[start of ITEMS]
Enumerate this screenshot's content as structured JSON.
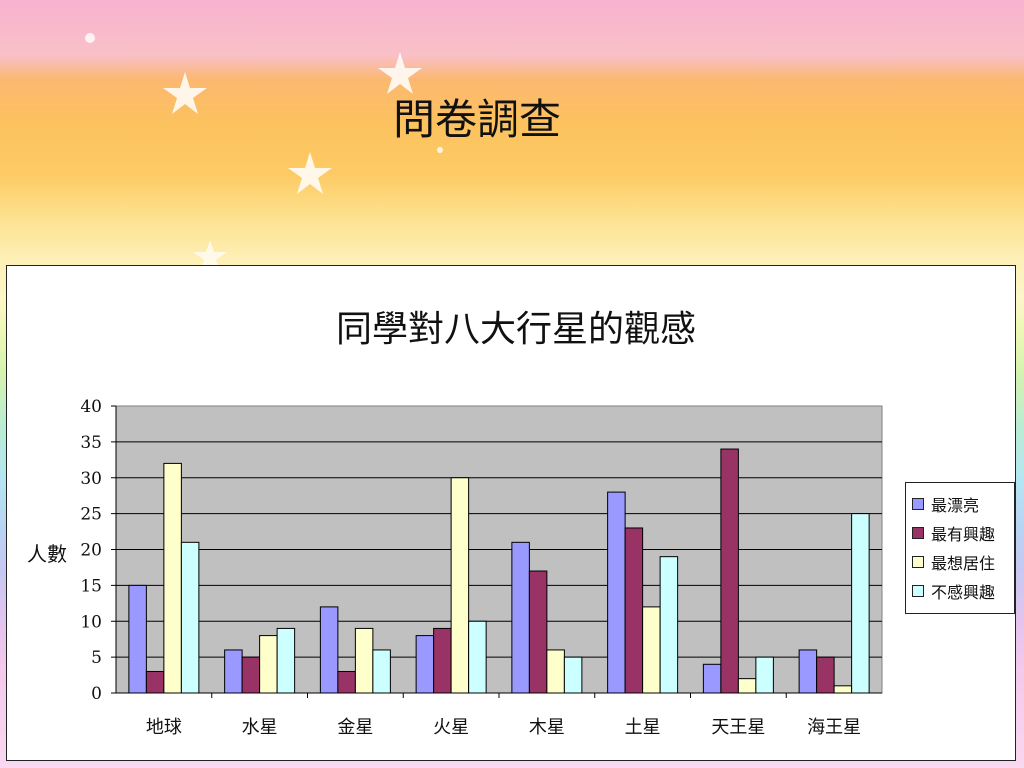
{
  "slide": {
    "title": "問卷調查"
  },
  "chart_data": {
    "type": "bar",
    "title": "同學對八大行星的觀感",
    "xlabel": "",
    "ylabel": "人數",
    "ylim": [
      0,
      40
    ],
    "yticks": [
      "0",
      "5",
      "10",
      "15",
      "20",
      "25",
      "30",
      "35",
      "40"
    ],
    "grid": true,
    "legend_position": "right",
    "categories": [
      "地球",
      "水星",
      "金星",
      "火星",
      "木星",
      "土星",
      "天王星",
      "海王星"
    ],
    "series": [
      {
        "name": "最漂亮",
        "color": "#9999ff",
        "values": [
          15,
          6,
          12,
          8,
          21,
          28,
          4,
          6
        ]
      },
      {
        "name": "最有興趣",
        "color": "#993366",
        "values": [
          3,
          5,
          3,
          9,
          17,
          23,
          34,
          5
        ]
      },
      {
        "name": "最想居住",
        "color": "#ffffcc",
        "values": [
          32,
          8,
          9,
          30,
          6,
          12,
          2,
          1
        ]
      },
      {
        "name": "不感興趣",
        "color": "#ccffff",
        "values": [
          21,
          9,
          6,
          10,
          5,
          19,
          5,
          25
        ]
      }
    ]
  }
}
[end of ITEMS]
Quote the entries in full. Any image among them is to be omitted from the copy.

**SOLUTION TO THIS PROBLEM**
Enumerate this screenshot's content as structured JSON.
{
  "slide": {
    "title": "問卷調查"
  },
  "chart_data": {
    "type": "bar",
    "title": "同學對八大行星的觀感",
    "xlabel": "",
    "ylabel": "人數",
    "ylim": [
      0,
      40
    ],
    "yticks": [
      "0",
      "5",
      "10",
      "15",
      "20",
      "25",
      "30",
      "35",
      "40"
    ],
    "grid": true,
    "legend_position": "right",
    "categories": [
      "地球",
      "水星",
      "金星",
      "火星",
      "木星",
      "土星",
      "天王星",
      "海王星"
    ],
    "series": [
      {
        "name": "最漂亮",
        "color": "#9999ff",
        "values": [
          15,
          6,
          12,
          8,
          21,
          28,
          4,
          6
        ]
      },
      {
        "name": "最有興趣",
        "color": "#993366",
        "values": [
          3,
          5,
          3,
          9,
          17,
          23,
          34,
          5
        ]
      },
      {
        "name": "最想居住",
        "color": "#ffffcc",
        "values": [
          32,
          8,
          9,
          30,
          6,
          12,
          2,
          1
        ]
      },
      {
        "name": "不感興趣",
        "color": "#ccffff",
        "values": [
          21,
          9,
          6,
          10,
          5,
          19,
          5,
          25
        ]
      }
    ]
  }
}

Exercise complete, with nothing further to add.